__Work instructions__: Write out the items again, starting with the line with "svg-text:+24V: +24V [411,27,441,42]" and going on through the line with "connector J4 pin 1 [398,69,425,71]". Swap "junction" for "joint" and leave everything else unchanged.

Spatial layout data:

— BEGIN —

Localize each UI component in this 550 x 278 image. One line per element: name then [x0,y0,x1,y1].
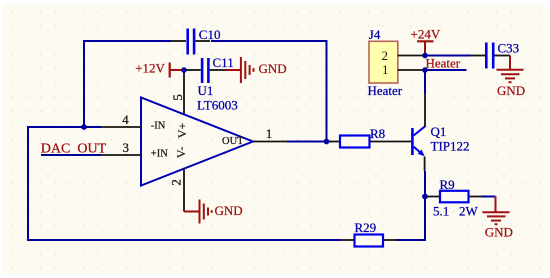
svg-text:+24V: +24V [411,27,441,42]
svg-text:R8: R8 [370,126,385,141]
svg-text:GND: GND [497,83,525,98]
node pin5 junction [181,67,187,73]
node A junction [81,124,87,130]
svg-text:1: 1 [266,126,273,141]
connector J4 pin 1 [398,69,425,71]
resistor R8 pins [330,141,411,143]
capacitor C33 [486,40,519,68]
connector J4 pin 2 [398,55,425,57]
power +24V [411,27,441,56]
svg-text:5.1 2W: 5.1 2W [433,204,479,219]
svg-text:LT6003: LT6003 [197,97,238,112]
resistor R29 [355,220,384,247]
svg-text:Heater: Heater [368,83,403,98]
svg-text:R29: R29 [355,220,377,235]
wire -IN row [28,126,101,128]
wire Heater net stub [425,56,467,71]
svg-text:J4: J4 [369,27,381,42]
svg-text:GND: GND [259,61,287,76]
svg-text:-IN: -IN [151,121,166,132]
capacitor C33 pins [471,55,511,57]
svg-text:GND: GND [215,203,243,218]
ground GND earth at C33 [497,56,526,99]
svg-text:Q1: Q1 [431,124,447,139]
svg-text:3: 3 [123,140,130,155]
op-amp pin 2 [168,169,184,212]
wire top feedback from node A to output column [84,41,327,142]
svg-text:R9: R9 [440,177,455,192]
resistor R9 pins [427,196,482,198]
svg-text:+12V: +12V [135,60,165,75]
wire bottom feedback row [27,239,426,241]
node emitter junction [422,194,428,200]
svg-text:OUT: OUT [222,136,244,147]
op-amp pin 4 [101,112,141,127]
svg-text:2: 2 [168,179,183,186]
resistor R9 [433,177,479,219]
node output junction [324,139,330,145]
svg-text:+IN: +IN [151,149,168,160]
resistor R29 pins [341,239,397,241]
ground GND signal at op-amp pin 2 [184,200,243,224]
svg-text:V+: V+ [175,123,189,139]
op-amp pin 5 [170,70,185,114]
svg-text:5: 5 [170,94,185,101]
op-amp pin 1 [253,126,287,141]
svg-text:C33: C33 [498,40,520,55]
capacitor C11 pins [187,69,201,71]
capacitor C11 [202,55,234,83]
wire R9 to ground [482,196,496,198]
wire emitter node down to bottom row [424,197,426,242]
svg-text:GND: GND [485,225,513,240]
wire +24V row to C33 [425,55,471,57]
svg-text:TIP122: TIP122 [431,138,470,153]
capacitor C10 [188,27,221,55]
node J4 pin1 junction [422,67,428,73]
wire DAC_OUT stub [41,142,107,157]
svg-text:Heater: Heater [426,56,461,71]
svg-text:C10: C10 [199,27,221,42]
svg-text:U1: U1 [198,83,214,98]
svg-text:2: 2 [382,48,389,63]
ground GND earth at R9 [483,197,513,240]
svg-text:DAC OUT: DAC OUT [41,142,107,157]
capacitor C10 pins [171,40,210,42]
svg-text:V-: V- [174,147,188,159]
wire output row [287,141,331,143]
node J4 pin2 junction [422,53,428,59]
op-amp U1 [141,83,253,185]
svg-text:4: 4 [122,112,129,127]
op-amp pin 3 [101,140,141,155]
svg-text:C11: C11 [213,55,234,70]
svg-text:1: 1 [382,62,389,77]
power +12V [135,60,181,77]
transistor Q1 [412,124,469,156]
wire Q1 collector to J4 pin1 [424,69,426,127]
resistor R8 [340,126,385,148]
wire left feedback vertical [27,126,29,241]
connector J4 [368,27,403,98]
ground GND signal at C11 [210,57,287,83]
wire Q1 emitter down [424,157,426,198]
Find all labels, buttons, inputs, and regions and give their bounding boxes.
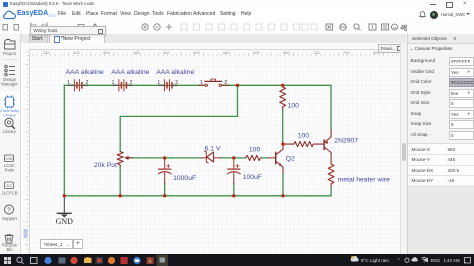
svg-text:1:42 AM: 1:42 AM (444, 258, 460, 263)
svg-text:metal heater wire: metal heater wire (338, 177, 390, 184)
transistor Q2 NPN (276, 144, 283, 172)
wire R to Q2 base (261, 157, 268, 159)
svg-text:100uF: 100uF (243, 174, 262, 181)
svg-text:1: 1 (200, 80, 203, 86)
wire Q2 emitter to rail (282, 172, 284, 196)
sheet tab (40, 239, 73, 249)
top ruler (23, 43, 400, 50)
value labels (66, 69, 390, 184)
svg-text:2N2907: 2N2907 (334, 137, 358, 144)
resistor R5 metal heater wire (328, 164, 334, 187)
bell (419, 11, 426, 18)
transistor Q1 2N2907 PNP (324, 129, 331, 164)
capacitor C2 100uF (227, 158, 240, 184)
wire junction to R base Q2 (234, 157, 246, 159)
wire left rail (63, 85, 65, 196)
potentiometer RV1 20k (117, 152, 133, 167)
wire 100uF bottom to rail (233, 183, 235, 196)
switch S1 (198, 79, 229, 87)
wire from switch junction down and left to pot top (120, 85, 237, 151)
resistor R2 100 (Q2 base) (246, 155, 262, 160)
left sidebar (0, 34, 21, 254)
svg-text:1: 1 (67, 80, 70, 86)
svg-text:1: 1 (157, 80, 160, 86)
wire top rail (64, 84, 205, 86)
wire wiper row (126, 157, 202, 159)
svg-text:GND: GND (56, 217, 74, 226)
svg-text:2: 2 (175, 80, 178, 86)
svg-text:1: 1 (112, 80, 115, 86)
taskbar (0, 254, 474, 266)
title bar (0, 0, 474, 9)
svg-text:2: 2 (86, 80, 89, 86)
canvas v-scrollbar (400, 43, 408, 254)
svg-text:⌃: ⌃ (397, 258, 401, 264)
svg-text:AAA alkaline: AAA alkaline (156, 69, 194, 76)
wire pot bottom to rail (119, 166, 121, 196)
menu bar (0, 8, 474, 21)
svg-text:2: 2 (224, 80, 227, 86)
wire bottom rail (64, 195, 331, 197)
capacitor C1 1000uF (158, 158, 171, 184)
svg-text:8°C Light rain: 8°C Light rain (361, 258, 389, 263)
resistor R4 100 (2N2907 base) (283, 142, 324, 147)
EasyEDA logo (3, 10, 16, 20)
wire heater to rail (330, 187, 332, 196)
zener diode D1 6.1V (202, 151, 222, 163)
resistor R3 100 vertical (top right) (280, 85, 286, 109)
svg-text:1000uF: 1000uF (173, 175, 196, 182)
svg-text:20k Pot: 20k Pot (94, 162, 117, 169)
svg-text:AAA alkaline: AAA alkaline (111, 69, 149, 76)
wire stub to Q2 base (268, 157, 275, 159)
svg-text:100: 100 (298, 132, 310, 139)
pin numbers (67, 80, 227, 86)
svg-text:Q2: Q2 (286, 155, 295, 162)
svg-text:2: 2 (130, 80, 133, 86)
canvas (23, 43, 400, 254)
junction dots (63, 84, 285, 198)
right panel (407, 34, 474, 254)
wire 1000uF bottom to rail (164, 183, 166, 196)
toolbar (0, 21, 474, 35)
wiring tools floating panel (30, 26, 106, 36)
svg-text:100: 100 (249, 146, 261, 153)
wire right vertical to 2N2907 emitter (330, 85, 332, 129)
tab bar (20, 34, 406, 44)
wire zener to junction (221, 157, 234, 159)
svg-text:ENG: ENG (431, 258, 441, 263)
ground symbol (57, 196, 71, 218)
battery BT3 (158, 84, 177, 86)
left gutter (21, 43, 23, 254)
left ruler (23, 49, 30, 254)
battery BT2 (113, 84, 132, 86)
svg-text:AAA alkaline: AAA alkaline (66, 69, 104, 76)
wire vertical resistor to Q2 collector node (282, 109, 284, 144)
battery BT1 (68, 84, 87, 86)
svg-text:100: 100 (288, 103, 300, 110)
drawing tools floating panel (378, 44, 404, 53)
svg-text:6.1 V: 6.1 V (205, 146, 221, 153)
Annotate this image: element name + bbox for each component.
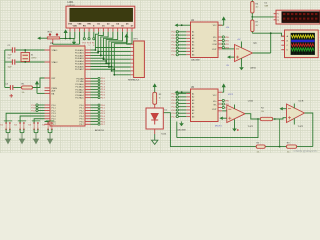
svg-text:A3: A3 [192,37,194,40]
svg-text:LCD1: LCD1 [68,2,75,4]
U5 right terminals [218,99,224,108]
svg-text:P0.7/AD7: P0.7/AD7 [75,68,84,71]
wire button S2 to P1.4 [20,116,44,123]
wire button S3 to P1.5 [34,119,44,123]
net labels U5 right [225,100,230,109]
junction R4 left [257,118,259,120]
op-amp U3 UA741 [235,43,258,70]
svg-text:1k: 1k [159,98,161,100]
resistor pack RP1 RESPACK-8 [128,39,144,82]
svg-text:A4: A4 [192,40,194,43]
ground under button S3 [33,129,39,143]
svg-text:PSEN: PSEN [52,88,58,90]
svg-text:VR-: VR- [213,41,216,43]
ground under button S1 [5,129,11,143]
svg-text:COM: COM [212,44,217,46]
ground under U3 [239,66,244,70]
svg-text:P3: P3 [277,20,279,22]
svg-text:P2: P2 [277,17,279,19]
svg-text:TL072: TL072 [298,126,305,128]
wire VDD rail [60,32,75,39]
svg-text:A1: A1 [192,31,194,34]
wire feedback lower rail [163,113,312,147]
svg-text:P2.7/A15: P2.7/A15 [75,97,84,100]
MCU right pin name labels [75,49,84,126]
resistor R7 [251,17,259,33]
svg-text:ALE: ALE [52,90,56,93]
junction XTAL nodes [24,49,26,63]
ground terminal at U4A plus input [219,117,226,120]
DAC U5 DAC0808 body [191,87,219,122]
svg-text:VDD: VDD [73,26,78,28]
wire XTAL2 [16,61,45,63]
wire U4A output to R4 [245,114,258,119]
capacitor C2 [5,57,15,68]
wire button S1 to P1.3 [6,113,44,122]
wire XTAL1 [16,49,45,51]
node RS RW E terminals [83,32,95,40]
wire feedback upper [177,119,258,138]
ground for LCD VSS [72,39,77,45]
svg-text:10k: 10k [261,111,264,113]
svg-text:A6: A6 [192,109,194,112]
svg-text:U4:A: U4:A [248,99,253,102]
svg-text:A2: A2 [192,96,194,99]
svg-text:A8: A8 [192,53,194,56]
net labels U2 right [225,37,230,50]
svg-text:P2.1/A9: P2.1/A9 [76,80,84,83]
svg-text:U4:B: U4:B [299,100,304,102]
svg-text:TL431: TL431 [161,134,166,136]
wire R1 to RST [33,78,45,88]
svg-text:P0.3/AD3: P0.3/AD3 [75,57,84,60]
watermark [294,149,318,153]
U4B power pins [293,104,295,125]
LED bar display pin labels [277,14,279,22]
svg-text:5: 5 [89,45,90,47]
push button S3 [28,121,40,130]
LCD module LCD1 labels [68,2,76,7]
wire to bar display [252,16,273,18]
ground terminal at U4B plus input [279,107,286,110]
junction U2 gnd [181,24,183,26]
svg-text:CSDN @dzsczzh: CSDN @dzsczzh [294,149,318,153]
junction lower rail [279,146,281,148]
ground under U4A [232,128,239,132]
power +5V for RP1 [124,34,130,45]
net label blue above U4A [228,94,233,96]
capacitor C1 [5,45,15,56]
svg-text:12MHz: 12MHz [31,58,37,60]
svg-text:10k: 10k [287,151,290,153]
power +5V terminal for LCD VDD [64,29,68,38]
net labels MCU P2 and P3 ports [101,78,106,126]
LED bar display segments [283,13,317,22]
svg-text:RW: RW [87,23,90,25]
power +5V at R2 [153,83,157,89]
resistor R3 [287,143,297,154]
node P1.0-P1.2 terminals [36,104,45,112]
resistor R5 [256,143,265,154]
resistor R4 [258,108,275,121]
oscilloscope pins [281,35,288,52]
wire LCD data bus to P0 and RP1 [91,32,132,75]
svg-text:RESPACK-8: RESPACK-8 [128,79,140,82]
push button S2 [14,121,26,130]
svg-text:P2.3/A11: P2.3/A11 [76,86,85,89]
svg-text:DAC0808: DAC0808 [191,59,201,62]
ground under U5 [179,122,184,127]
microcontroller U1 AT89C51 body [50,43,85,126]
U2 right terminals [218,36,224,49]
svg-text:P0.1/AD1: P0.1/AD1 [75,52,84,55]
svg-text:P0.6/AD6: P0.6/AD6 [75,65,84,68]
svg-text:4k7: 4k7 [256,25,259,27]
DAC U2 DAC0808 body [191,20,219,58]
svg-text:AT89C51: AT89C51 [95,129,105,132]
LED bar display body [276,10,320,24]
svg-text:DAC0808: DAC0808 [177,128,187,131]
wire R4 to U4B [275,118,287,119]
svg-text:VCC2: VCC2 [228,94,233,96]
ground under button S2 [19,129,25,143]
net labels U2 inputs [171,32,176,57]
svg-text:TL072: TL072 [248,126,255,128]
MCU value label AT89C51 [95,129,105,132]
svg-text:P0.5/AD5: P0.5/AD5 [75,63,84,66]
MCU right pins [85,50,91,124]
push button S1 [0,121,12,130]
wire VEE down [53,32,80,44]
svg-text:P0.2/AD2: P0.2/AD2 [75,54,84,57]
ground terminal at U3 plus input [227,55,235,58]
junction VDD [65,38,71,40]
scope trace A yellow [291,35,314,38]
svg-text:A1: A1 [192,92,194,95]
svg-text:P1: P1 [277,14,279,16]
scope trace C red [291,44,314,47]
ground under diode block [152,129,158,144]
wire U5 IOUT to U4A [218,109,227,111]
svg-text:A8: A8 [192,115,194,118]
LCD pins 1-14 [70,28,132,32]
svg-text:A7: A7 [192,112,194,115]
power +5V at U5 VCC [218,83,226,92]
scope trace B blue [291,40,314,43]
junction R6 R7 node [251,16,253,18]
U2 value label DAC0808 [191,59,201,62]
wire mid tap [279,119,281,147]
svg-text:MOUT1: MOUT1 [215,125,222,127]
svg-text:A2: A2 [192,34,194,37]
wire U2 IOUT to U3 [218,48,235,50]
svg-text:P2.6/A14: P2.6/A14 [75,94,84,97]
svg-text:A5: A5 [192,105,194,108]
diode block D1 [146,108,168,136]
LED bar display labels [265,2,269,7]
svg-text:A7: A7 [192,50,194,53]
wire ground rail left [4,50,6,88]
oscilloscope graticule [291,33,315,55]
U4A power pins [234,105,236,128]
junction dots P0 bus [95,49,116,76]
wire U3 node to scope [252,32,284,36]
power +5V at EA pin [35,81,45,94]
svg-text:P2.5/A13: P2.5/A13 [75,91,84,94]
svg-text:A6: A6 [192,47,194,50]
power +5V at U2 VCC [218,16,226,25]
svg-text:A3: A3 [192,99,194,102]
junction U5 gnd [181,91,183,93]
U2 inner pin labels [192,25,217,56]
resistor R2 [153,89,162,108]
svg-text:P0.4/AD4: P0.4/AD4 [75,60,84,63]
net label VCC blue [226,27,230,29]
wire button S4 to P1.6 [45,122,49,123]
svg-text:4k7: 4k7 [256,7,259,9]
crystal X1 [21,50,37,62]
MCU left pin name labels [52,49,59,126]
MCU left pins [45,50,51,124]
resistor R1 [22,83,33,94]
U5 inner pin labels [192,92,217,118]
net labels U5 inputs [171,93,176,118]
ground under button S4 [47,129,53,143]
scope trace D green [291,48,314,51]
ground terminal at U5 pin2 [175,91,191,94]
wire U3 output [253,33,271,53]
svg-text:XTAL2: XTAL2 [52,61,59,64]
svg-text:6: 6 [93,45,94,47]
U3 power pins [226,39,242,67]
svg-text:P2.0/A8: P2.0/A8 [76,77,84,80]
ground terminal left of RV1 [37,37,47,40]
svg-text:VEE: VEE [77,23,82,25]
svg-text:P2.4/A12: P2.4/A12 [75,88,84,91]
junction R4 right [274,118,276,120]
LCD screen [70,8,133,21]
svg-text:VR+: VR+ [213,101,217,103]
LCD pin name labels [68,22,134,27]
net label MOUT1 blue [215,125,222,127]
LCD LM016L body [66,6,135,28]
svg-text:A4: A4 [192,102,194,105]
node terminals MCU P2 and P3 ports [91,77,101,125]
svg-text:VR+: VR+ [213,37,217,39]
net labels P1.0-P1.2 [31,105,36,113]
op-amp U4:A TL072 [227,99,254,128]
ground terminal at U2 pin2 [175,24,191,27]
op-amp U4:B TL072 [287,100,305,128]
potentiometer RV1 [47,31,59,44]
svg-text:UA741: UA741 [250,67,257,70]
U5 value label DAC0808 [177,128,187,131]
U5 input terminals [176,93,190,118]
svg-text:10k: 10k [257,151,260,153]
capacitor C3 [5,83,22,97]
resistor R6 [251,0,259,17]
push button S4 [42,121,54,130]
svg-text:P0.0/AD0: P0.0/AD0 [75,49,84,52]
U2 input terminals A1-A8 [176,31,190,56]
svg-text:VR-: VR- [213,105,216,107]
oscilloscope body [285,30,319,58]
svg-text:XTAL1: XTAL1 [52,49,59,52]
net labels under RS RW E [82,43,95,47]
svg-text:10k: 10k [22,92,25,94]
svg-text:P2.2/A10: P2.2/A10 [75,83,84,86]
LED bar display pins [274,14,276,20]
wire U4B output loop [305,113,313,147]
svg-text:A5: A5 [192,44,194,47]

— END —

__Exercise output__:
svg-text:+24V: +24V [411,27,441,42]
svg-text:R8: R8 [370,126,385,141]
svg-text:GND: GND [497,83,525,98]
node pin5 joint [181,67,187,73]
node A joint [81,124,87,130]
svg-text:1: 1 [266,126,273,141]
connector J4 pin 1 [398,69,425,71]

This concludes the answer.